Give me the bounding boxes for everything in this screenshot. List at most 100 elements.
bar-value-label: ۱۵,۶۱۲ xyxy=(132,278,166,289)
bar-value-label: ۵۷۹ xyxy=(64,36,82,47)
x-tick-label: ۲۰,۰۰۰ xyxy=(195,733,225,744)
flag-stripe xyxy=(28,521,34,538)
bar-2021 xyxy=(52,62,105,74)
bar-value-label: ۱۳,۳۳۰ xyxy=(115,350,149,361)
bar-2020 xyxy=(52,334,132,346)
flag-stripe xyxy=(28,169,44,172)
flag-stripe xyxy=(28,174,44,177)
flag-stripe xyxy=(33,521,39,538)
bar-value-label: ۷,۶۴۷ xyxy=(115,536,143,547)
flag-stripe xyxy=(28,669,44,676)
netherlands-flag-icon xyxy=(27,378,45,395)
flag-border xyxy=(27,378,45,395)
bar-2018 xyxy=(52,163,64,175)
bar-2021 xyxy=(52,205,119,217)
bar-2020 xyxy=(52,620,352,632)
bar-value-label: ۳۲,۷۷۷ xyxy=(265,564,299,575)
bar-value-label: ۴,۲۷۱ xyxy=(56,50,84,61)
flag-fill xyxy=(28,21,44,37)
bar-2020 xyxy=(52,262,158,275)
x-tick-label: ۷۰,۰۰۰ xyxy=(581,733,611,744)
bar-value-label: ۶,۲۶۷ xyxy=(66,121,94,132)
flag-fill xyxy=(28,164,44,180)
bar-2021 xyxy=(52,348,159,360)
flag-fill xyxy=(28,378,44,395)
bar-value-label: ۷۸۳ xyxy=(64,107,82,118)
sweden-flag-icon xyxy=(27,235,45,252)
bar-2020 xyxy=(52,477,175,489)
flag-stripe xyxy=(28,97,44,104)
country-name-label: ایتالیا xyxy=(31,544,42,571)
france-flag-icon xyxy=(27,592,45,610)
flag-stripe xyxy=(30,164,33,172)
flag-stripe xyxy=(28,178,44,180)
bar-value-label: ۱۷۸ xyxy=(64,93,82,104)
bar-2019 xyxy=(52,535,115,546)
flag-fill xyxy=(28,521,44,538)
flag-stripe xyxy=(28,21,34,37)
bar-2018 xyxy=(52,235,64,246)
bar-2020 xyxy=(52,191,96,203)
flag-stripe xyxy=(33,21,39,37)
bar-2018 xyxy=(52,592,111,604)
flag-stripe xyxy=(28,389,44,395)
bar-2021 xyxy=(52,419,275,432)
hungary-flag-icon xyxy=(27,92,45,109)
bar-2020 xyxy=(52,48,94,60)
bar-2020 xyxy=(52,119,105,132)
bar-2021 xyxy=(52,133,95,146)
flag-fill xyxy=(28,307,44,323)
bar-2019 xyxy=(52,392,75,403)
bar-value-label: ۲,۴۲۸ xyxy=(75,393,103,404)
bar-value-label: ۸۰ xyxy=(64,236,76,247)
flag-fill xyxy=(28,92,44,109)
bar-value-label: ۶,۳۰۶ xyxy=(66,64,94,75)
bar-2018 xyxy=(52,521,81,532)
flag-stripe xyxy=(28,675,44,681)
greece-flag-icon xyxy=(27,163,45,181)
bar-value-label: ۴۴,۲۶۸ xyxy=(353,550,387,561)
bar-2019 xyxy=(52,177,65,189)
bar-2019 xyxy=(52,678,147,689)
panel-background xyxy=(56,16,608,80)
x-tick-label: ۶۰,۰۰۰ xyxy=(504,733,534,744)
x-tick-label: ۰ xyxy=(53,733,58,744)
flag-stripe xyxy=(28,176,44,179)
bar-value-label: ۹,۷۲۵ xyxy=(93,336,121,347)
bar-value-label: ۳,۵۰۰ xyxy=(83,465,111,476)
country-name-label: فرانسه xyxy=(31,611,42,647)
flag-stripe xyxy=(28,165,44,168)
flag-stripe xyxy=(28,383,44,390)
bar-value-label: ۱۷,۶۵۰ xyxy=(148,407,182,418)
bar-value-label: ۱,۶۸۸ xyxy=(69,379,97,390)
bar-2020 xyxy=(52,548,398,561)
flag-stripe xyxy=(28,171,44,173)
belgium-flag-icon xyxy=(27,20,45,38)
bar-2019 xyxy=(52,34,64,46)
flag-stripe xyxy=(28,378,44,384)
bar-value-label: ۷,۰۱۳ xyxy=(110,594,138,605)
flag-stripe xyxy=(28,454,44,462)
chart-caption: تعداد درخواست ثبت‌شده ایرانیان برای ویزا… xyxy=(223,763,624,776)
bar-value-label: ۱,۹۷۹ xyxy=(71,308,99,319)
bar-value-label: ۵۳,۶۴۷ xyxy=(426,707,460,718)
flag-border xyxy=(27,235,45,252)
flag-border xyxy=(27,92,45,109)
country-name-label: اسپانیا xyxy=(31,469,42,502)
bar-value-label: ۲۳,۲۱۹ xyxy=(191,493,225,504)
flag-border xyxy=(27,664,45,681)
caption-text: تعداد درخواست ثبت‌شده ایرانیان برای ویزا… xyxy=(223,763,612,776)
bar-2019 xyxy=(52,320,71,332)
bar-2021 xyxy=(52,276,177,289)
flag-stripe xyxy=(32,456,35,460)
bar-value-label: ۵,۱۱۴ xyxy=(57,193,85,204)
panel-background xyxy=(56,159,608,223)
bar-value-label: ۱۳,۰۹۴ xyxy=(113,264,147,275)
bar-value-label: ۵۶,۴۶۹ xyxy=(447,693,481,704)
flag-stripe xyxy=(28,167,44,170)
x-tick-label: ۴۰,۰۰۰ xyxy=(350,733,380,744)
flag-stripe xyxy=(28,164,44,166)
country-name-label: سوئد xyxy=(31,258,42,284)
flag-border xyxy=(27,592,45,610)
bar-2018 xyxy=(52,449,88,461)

• • •

SET PROBLEM: Reproduce every row above verbatim, preserving each character, number and coordinate unchanged.

CORRECT RESPONSE:
Give me the bounding boxes for everything in this screenshot. List at most 100 elements.
bar-value-label: ۱۵,۶۱۲ xyxy=(132,278,166,289)
bar-value-label: ۵۷۹ xyxy=(64,36,82,47)
x-tick-label: ۲۰,۰۰۰ xyxy=(195,733,225,744)
flag-stripe xyxy=(28,521,34,538)
bar-2021 xyxy=(52,62,105,74)
bar-value-label: ۱۳,۳۳۰ xyxy=(115,350,149,361)
bar-2020 xyxy=(52,334,132,346)
flag-stripe xyxy=(28,169,44,172)
flag-stripe xyxy=(28,174,44,177)
flag-stripe xyxy=(33,521,39,538)
bar-value-label: ۷,۶۴۷ xyxy=(115,536,143,547)
flag-stripe xyxy=(28,669,44,676)
netherlands-flag-icon xyxy=(27,378,45,395)
flag-border xyxy=(27,378,45,395)
bar-2018 xyxy=(52,163,64,175)
bar-2021 xyxy=(52,205,119,217)
bar-2020 xyxy=(52,620,352,632)
bar-value-label: ۳۲,۷۷۷ xyxy=(265,564,299,575)
bar-value-label: ۴,۲۷۱ xyxy=(56,50,84,61)
flag-fill xyxy=(28,21,44,37)
bar-2020 xyxy=(52,262,158,275)
x-tick-label: ۷۰,۰۰۰ xyxy=(581,733,611,744)
bar-value-label: ۶,۲۶۷ xyxy=(66,121,94,132)
flag-fill xyxy=(28,164,44,180)
bar-2021 xyxy=(52,348,159,360)
flag-fill xyxy=(28,378,44,395)
bar-value-label: ۷۸۳ xyxy=(64,107,82,118)
sweden-flag-icon xyxy=(27,235,45,252)
bar-2020 xyxy=(52,477,175,489)
flag-stripe xyxy=(28,97,44,104)
country-name-label: ایتالیا xyxy=(31,544,42,571)
france-flag-icon xyxy=(27,592,45,610)
flag-stripe xyxy=(30,164,33,172)
flag-stripe xyxy=(28,178,44,180)
bar-value-label: ۱۷۸ xyxy=(64,93,82,104)
bar-2019 xyxy=(52,535,115,546)
flag-fill xyxy=(28,521,44,538)
flag-stripe xyxy=(28,21,34,37)
bar-2018 xyxy=(52,235,64,246)
bar-2020 xyxy=(52,191,96,203)
flag-stripe xyxy=(33,21,39,37)
bar-2018 xyxy=(52,592,111,604)
flag-stripe xyxy=(28,389,44,395)
bar-2021 xyxy=(52,419,275,432)
hungary-flag-icon xyxy=(27,92,45,109)
bar-2020 xyxy=(52,48,94,60)
bar-2020 xyxy=(52,119,105,132)
bar-2021 xyxy=(52,133,95,146)
flag-fill xyxy=(28,307,44,323)
bar-2019 xyxy=(52,392,75,403)
bar-value-label: ۲,۴۲۸ xyxy=(75,393,103,404)
bar-value-label: ۸۰ xyxy=(64,236,76,247)
flag-fill xyxy=(28,92,44,109)
bar-value-label: ۶,۳۰۶ xyxy=(66,64,94,75)
bar-2018 xyxy=(52,521,81,532)
flag-stripe xyxy=(28,675,44,681)
greece-flag-icon xyxy=(27,163,45,181)
bar-value-label: ۴۴,۲۶۸ xyxy=(353,550,387,561)
bar-2019 xyxy=(52,177,65,189)
bar-2019 xyxy=(52,678,147,689)
panel-background xyxy=(56,16,608,80)
x-tick-label: ۶۰,۰۰۰ xyxy=(504,733,534,744)
x-tick-label: ۰ xyxy=(53,733,58,744)
flag-stripe xyxy=(28,176,44,179)
bar-value-label: ۹,۷۲۵ xyxy=(93,336,121,347)
bar-value-label: ۳,۵۰۰ xyxy=(83,465,111,476)
country-name-label: فرانسه xyxy=(31,611,42,647)
flag-stripe xyxy=(28,165,44,168)
flag-stripe xyxy=(28,383,44,390)
bar-value-label: ۱۷,۶۵۰ xyxy=(148,407,182,418)
bar-value-label: ۱,۶۸۸ xyxy=(69,379,97,390)
bar-2020 xyxy=(52,548,398,561)
flag-stripe xyxy=(28,171,44,173)
belgium-flag-icon xyxy=(27,20,45,38)
bar-2019 xyxy=(52,34,64,46)
flag-stripe xyxy=(28,378,44,384)
bar-value-label: ۷,۰۱۳ xyxy=(110,594,138,605)
flag-stripe xyxy=(28,454,44,462)
chart-caption: تعداد درخواست ثبت‌شده ایرانیان برای ویزا… xyxy=(223,763,624,776)
bar-value-label: ۱,۹۷۹ xyxy=(71,308,99,319)
bar-value-label: ۵۳,۶۴۷ xyxy=(426,707,460,718)
flag-border xyxy=(27,235,45,252)
flag-border xyxy=(27,92,45,109)
country-name-label: اسپانیا xyxy=(31,469,42,502)
bar-value-label: ۲۳,۲۱۹ xyxy=(191,493,225,504)
flag-border xyxy=(27,664,45,681)
caption-text: تعداد درخواست ثبت‌شده ایرانیان برای ویزا… xyxy=(223,763,612,776)
bar-2019 xyxy=(52,320,71,332)
bar-2021 xyxy=(52,276,177,289)
flag-stripe xyxy=(32,456,35,460)
bar-value-label: ۵,۱۱۴ xyxy=(57,193,85,204)
panel-background xyxy=(56,159,608,223)
bar-value-label: ۱۳,۰۹۴ xyxy=(113,264,147,275)
bar-value-label: ۵۶,۴۶۹ xyxy=(447,693,481,704)
flag-stripe xyxy=(28,167,44,170)
x-tick-label: ۴۰,۰۰۰ xyxy=(350,733,380,744)
flag-stripe xyxy=(28,164,44,166)
country-name-label: سوئد xyxy=(31,258,42,284)
flag-border xyxy=(27,592,45,610)
bar-2018 xyxy=(52,449,88,461)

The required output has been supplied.